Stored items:
◆ ◆ ◆ ◆ ◆ ◆ ◆

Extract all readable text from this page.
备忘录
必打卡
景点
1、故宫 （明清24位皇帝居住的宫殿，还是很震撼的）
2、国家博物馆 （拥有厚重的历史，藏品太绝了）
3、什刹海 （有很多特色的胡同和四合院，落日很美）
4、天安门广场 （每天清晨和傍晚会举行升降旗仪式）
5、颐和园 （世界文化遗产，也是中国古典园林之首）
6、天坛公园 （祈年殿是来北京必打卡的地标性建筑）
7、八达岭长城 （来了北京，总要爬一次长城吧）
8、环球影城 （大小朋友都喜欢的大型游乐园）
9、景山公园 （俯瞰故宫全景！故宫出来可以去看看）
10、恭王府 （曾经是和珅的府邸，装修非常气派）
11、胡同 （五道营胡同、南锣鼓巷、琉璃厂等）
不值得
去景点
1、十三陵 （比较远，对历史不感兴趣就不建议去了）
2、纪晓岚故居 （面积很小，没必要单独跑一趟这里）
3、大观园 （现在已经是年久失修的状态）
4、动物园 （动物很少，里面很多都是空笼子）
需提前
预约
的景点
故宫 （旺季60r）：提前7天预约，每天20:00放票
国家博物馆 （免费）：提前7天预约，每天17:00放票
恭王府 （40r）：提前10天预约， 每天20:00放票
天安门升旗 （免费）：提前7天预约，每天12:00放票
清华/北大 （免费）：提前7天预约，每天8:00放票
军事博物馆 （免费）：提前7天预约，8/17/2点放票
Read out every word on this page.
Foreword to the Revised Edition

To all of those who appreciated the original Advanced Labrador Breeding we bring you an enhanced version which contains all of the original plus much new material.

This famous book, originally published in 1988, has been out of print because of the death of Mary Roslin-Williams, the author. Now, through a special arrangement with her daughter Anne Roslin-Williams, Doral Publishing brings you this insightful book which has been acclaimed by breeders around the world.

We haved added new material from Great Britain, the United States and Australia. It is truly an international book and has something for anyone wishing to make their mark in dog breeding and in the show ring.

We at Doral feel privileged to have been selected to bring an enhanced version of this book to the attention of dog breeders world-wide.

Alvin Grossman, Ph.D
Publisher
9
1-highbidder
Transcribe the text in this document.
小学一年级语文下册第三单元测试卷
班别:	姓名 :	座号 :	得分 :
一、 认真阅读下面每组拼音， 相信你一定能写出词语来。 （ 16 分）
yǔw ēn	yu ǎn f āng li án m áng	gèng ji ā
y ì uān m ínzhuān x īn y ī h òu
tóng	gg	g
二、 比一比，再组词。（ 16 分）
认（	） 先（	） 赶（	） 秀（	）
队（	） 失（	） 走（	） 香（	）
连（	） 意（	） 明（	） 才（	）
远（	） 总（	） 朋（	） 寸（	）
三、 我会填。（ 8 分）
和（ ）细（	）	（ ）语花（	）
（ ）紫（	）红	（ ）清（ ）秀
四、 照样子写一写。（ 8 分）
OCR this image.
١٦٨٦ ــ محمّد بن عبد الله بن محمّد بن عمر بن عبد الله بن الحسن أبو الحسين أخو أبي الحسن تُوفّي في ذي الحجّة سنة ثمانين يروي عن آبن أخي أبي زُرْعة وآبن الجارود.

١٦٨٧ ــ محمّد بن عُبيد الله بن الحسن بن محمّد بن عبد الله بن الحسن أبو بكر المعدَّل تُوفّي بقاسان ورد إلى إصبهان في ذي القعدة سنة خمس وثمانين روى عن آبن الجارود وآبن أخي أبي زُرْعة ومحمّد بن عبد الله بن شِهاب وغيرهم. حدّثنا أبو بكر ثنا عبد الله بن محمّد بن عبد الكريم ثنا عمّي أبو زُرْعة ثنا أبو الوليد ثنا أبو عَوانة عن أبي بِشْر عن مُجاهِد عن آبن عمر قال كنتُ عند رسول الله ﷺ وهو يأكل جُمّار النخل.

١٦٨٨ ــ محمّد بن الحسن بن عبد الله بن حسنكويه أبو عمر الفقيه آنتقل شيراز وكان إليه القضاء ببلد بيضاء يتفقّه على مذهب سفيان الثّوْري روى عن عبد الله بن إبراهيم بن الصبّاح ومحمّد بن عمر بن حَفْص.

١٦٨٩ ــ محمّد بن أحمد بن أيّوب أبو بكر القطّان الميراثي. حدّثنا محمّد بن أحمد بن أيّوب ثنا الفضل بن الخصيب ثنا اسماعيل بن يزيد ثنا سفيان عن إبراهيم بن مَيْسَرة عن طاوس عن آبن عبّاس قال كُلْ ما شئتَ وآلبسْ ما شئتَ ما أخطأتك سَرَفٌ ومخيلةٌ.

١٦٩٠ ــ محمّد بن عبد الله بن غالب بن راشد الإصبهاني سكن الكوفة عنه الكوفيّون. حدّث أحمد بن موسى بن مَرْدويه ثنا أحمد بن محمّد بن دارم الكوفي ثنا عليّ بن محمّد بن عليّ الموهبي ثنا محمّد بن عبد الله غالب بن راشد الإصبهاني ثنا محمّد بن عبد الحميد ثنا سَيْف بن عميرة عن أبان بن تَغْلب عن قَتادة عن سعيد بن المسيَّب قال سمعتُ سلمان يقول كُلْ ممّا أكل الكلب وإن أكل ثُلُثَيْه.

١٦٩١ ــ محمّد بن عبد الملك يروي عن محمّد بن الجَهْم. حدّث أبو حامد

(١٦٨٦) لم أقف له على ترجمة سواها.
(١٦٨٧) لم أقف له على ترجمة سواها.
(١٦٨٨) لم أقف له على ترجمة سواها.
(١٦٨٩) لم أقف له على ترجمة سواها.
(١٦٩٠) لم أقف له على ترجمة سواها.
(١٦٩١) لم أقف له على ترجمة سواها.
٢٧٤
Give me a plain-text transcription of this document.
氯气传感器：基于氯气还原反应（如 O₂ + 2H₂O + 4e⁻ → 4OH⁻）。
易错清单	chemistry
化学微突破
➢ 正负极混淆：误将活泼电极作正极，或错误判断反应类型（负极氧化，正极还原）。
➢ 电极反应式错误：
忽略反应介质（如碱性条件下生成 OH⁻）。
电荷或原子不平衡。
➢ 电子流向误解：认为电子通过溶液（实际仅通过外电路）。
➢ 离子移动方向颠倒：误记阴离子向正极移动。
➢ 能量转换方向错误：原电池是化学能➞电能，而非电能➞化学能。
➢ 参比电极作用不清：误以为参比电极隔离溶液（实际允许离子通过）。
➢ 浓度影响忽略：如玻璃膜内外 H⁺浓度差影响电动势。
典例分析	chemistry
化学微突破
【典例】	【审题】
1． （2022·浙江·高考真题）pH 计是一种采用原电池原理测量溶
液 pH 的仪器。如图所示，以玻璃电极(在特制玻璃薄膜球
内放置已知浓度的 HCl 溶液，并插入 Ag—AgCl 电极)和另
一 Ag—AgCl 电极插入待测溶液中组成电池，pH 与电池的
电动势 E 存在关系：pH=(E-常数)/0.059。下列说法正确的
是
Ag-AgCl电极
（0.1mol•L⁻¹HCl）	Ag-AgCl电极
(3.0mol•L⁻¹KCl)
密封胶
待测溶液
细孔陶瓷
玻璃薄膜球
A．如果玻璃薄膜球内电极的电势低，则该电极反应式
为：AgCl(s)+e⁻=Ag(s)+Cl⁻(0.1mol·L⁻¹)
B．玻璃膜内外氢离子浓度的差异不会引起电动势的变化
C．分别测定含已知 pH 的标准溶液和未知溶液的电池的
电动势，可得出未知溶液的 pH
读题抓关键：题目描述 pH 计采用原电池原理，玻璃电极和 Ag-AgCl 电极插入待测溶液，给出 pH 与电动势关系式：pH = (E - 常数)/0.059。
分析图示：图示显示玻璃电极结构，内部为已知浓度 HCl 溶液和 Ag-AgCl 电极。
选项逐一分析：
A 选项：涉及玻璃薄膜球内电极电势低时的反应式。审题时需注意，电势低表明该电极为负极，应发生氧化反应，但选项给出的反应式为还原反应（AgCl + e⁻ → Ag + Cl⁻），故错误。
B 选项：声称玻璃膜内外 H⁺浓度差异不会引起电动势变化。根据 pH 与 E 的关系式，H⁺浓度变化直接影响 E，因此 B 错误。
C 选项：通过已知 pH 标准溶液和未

◆ ◆ ◆ ◆ ◆ ◆ ◆

> WHAT THE EXERCISE ASKS
Search the listing for the word "سواها". Copy every line in which it occurs.

> PROBLEM SOLUTION
(١٦٨٦) لم أقف له على ترجمة سواها.
(١٦٨٧) لم أقف له على ترجمة سواها.
(١٦٨٨) لم أقف له على ترجمة سواها.
(١٦٨٩) لم أقف له على ترجمة سواها.
(١٦٩٠) لم أقف له على ترجمة سواها.
(١٦٩١) لم أقف له على ترجمة سواها.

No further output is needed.